**What the task requires:** List each line of the data that holds the string "Minimum".

-- Start of Extracted material --

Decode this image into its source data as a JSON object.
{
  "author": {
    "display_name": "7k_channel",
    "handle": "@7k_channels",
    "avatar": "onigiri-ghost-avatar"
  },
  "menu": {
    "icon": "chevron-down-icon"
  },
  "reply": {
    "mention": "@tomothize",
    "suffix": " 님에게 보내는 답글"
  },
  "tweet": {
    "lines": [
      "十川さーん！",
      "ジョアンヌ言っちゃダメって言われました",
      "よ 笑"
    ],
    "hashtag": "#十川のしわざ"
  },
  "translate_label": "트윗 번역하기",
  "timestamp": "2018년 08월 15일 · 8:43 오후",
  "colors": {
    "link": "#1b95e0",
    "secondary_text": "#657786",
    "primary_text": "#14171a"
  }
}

-- End of Extracted material --
-- Start of Extracted material --

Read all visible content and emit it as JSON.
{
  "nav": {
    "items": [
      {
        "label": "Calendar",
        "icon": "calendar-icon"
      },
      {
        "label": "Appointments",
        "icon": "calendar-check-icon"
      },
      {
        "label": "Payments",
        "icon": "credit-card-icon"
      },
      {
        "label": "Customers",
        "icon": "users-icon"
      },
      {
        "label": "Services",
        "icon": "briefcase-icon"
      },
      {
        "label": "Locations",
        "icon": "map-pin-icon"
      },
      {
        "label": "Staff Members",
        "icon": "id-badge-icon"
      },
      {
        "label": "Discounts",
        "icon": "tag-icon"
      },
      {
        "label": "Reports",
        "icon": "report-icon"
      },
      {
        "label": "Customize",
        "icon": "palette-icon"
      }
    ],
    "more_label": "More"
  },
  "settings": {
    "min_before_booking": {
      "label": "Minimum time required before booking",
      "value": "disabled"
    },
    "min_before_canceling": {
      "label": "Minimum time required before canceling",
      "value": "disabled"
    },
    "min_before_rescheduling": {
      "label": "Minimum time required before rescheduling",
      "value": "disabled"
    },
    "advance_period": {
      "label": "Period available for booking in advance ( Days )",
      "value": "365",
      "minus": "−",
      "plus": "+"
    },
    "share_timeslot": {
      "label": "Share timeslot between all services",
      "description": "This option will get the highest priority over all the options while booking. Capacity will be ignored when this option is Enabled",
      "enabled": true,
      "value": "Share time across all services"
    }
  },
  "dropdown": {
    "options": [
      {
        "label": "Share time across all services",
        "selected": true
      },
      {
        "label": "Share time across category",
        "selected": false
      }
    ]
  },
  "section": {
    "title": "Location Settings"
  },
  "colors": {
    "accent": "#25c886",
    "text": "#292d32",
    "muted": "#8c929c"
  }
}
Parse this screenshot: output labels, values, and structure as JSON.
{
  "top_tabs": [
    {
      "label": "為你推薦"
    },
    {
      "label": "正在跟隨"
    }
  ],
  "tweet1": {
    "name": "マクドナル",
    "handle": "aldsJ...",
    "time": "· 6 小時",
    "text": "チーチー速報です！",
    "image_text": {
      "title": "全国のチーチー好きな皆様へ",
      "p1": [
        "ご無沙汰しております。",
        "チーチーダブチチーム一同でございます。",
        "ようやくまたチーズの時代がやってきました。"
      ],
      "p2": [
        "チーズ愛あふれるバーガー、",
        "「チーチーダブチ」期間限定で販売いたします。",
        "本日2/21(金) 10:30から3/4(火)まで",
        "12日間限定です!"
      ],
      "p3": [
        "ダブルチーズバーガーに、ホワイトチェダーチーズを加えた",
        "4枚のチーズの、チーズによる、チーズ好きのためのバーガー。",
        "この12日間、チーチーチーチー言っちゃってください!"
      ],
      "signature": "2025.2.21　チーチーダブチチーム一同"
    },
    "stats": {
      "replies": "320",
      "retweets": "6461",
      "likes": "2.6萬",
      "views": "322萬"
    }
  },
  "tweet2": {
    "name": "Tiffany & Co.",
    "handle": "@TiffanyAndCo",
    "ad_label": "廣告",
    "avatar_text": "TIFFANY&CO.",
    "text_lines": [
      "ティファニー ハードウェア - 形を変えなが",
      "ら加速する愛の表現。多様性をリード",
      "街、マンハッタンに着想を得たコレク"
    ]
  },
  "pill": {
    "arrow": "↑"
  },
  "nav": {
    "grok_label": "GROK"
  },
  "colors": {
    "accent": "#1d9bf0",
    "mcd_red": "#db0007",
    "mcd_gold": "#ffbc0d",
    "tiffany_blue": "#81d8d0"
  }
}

-- End of Extracted material --

**Exercise answer:**
      "label": "Minimum time required before booking",
      "label": "Minimum time required before canceling",
      "label": "Minimum time required before rescheduling",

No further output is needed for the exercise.